::: Given records :::

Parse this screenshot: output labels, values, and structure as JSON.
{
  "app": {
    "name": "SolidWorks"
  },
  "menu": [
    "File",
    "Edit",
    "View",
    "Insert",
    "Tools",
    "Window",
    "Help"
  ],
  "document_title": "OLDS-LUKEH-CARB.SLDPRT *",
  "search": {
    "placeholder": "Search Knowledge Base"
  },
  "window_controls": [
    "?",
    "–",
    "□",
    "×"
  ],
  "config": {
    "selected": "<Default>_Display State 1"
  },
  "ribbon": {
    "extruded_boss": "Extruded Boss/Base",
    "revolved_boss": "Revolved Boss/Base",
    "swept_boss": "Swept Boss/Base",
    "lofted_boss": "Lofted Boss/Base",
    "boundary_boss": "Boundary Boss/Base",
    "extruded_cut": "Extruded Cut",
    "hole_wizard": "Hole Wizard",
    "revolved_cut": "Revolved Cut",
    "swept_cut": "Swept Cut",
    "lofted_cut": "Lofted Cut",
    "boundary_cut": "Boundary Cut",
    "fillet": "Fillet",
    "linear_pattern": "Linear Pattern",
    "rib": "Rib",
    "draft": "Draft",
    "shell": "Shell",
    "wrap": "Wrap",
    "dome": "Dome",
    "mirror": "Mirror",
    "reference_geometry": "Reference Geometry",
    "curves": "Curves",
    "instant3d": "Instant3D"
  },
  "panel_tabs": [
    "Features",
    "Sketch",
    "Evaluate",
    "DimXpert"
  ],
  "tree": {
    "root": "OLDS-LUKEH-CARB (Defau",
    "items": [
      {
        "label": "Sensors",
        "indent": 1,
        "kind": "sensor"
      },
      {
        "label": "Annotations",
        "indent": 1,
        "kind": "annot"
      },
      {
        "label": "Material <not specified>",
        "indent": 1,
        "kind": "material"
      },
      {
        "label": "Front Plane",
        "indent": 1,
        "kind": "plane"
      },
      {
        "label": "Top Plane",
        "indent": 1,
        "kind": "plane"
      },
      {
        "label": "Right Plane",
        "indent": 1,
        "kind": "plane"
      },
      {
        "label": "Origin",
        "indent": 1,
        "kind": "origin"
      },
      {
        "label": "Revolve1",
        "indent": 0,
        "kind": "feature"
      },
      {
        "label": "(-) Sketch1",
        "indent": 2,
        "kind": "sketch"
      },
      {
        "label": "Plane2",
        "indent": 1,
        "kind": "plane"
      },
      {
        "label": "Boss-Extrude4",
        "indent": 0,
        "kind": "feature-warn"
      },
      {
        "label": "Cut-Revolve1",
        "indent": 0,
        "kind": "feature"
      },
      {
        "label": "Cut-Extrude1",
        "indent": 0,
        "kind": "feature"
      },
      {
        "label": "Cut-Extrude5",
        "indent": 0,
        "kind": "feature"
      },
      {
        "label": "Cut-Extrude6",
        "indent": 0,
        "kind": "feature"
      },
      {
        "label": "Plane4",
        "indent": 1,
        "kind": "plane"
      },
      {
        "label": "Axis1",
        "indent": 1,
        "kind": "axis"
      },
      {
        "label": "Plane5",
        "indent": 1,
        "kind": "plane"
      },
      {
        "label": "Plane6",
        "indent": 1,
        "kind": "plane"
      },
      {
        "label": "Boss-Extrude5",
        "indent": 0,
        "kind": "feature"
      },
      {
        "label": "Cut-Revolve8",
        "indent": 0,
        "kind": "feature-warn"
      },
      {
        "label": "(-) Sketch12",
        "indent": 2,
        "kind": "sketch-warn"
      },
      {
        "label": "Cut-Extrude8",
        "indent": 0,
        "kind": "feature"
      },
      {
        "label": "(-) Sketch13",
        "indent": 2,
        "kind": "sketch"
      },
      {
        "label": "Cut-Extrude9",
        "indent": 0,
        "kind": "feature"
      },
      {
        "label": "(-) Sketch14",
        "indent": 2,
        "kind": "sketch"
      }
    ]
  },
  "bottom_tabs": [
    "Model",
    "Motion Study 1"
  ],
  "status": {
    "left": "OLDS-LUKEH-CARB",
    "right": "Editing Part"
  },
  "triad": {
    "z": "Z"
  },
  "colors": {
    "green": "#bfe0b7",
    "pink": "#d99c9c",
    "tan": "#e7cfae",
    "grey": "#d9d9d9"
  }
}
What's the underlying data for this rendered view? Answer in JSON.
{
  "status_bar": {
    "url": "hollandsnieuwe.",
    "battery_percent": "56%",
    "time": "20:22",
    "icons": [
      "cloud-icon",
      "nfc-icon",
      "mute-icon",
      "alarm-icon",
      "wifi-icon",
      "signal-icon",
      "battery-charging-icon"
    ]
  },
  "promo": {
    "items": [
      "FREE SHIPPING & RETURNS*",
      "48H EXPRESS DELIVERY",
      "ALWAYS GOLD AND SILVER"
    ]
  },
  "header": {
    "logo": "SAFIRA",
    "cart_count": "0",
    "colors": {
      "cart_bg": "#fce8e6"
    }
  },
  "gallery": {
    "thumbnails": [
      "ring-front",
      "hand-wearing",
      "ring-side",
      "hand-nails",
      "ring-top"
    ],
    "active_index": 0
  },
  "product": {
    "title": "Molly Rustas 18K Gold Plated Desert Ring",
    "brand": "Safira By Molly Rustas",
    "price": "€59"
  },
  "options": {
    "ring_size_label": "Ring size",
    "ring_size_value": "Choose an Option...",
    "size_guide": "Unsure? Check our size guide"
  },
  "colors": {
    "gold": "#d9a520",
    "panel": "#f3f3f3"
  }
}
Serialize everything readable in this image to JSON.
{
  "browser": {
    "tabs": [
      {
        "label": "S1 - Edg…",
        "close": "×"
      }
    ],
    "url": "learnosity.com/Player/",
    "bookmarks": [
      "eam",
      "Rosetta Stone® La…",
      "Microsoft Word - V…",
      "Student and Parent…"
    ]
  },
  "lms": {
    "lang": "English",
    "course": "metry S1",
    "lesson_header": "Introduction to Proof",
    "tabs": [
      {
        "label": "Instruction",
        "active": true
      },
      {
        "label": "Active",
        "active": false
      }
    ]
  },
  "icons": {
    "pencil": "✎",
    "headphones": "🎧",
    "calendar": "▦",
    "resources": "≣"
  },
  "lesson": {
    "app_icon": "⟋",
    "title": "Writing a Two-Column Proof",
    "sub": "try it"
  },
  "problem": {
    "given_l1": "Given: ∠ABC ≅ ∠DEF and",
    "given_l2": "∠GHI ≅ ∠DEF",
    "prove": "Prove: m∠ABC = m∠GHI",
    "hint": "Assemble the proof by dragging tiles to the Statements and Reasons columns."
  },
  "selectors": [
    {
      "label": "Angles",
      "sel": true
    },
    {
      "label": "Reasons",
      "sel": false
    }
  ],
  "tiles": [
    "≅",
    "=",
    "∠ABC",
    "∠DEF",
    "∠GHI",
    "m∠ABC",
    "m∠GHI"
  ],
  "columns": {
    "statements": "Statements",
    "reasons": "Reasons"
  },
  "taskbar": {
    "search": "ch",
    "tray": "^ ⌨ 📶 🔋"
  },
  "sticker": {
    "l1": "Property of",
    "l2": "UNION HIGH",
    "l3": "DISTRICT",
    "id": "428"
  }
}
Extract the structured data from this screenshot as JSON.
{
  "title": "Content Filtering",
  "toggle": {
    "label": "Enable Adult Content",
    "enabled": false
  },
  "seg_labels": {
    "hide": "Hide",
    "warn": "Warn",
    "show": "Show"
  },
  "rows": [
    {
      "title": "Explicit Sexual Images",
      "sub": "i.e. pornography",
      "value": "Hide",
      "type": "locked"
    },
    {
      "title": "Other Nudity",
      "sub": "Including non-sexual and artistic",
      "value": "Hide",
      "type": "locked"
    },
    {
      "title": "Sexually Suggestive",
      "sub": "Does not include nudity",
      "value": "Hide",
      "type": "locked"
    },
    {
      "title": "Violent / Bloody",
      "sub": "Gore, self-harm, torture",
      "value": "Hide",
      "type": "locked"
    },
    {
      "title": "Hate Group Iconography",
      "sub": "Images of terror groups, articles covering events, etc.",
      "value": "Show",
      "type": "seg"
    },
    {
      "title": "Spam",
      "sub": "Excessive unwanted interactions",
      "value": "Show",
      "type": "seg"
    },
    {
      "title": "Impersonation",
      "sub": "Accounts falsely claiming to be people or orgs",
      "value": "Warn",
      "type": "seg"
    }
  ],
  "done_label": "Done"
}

:::

Copy out every line that includes the word "Content".

  "title": "Content Filtering",
    "label": "Enable Adult Content",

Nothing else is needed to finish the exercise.